WRITTEN PROBLEM:
Copy every line from the records below that holds the word "сегмента".

RECORD LIST:
----

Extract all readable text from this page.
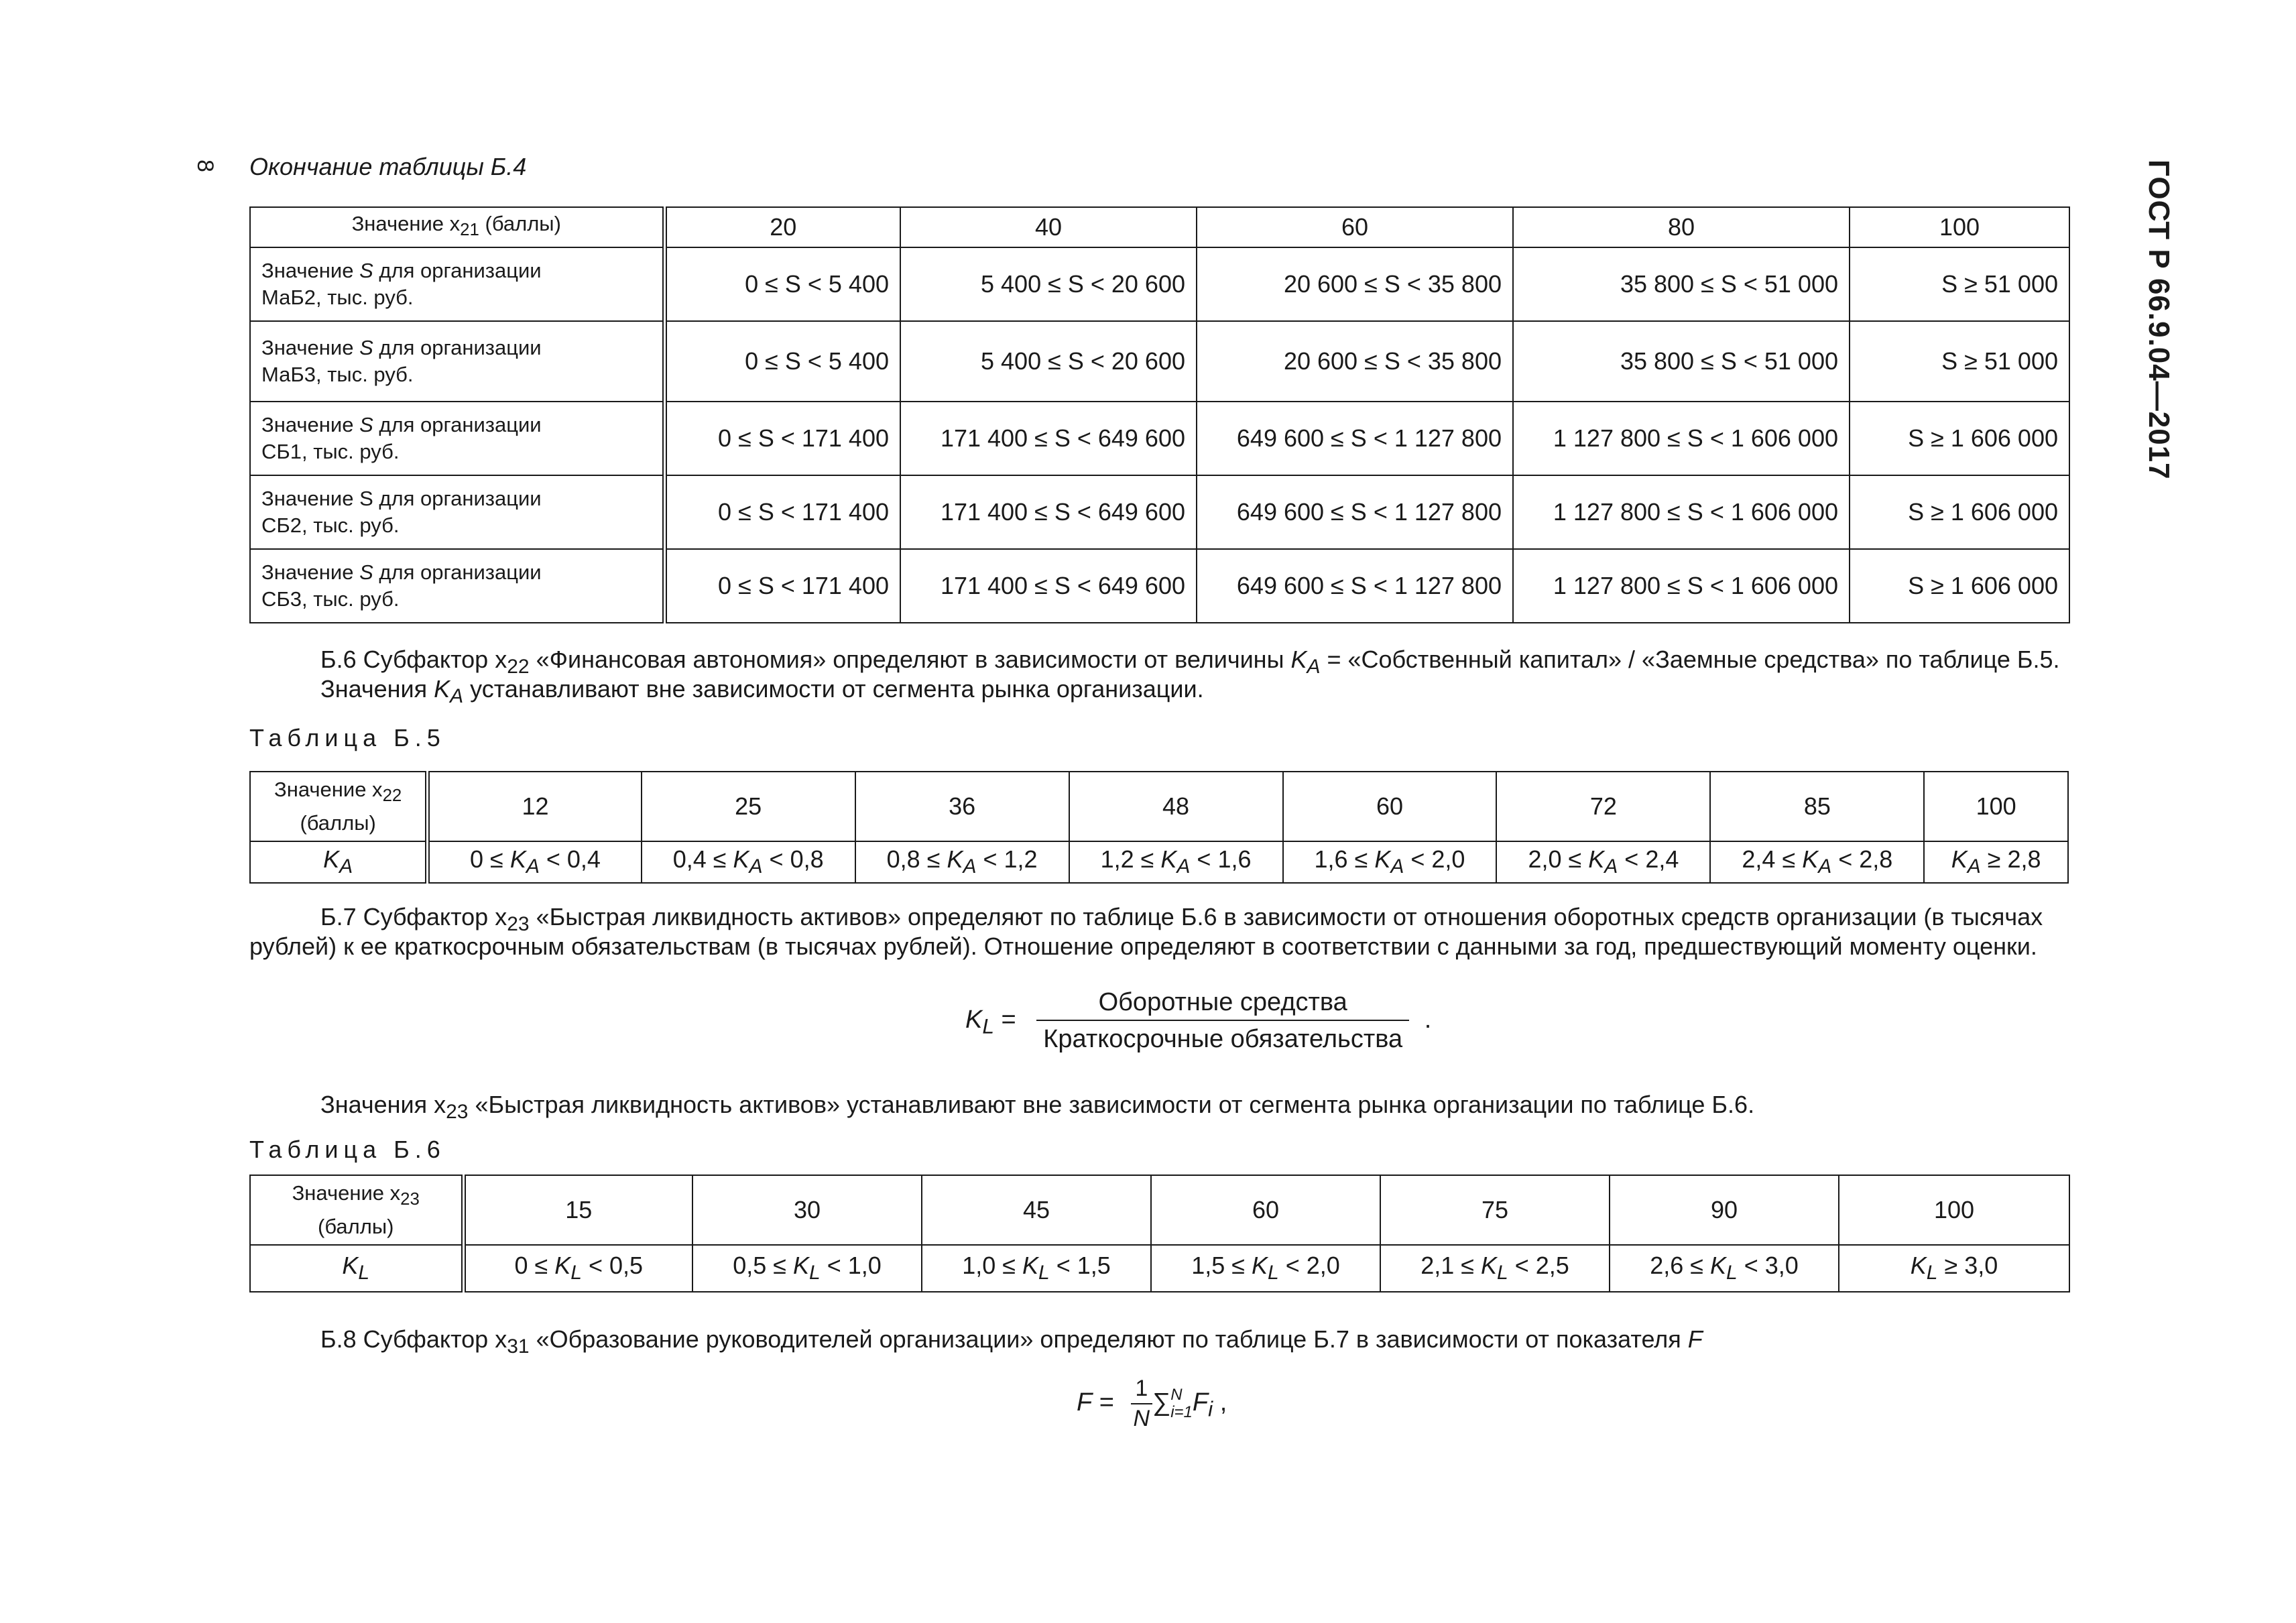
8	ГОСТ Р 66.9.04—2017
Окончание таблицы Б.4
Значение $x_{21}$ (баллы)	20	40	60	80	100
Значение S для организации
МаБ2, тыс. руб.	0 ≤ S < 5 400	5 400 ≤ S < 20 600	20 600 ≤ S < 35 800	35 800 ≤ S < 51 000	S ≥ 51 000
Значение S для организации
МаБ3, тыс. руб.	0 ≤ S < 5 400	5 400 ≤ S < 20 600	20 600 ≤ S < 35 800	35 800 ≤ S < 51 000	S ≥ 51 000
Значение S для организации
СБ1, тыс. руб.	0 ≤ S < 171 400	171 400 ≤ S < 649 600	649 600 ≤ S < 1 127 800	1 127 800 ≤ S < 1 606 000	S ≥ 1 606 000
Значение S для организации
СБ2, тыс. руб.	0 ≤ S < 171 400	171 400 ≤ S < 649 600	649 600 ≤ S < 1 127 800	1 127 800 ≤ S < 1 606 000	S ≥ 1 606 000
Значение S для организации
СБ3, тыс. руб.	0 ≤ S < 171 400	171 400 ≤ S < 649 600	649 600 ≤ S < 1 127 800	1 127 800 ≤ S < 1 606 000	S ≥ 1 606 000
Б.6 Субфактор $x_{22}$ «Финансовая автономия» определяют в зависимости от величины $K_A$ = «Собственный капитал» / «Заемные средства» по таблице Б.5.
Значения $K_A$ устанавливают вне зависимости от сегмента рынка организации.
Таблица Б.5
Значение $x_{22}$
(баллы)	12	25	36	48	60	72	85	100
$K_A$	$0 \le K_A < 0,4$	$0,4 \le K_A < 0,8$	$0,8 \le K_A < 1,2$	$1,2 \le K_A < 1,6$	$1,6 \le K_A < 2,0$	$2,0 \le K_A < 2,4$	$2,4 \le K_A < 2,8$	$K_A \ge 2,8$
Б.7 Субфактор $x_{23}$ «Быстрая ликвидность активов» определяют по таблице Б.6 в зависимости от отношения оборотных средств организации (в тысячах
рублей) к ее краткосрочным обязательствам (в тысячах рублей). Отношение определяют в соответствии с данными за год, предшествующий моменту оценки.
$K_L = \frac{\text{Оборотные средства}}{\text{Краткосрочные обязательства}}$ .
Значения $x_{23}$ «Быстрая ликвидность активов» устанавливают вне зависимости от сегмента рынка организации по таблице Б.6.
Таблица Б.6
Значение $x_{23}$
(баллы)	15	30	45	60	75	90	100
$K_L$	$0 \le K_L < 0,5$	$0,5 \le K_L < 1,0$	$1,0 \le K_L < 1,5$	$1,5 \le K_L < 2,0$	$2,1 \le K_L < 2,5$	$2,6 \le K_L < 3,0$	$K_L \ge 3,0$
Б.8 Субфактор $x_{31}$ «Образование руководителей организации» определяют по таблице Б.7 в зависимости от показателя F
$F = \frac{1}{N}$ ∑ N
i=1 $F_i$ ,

----

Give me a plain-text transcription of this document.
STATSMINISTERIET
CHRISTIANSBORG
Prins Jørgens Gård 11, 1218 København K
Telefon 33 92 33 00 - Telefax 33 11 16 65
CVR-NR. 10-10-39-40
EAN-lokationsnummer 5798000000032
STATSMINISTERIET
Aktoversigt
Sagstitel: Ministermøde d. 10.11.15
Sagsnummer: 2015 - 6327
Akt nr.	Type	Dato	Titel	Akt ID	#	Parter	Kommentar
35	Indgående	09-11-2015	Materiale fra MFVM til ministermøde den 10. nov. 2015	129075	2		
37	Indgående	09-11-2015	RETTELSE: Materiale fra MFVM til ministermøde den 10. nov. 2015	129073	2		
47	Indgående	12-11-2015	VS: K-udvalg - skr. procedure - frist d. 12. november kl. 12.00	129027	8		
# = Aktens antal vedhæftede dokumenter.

----

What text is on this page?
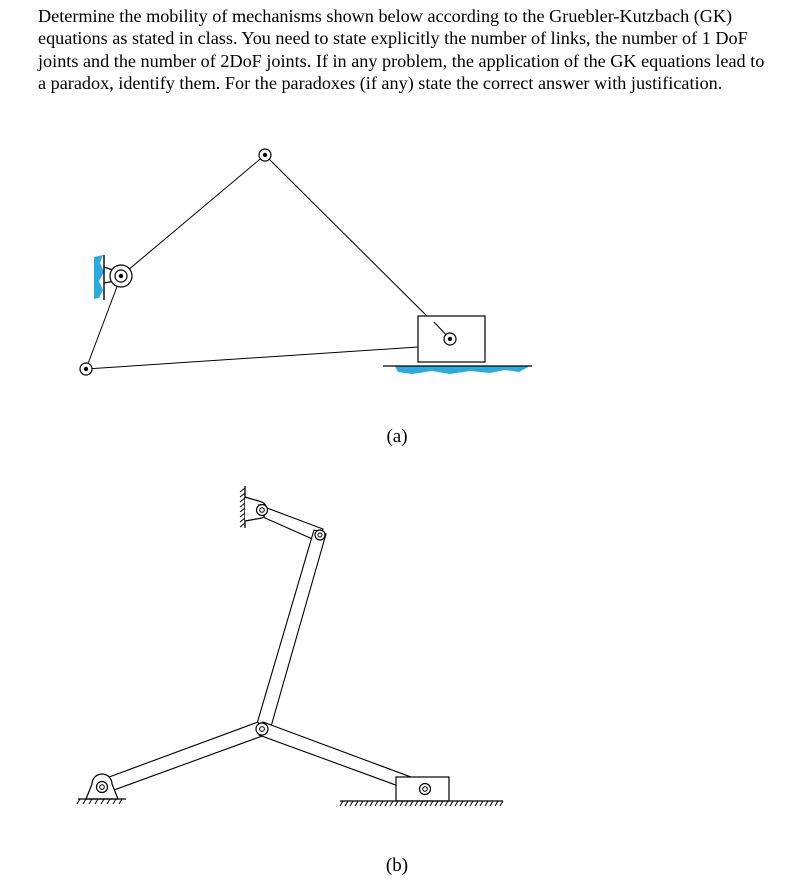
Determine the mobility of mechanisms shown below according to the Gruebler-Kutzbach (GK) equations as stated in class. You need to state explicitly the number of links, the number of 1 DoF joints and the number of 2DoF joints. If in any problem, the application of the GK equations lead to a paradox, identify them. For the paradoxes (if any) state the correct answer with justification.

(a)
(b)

----

CORRECT RESPONSE:
Значения $K_A$ устанавливают вне зависимости от сегмента рынка организации.
Значения $x_{23}$ «Быстрая ликвидность активов» устанавливают вне зависимости от сегмента рынка организации по таблице Б.6.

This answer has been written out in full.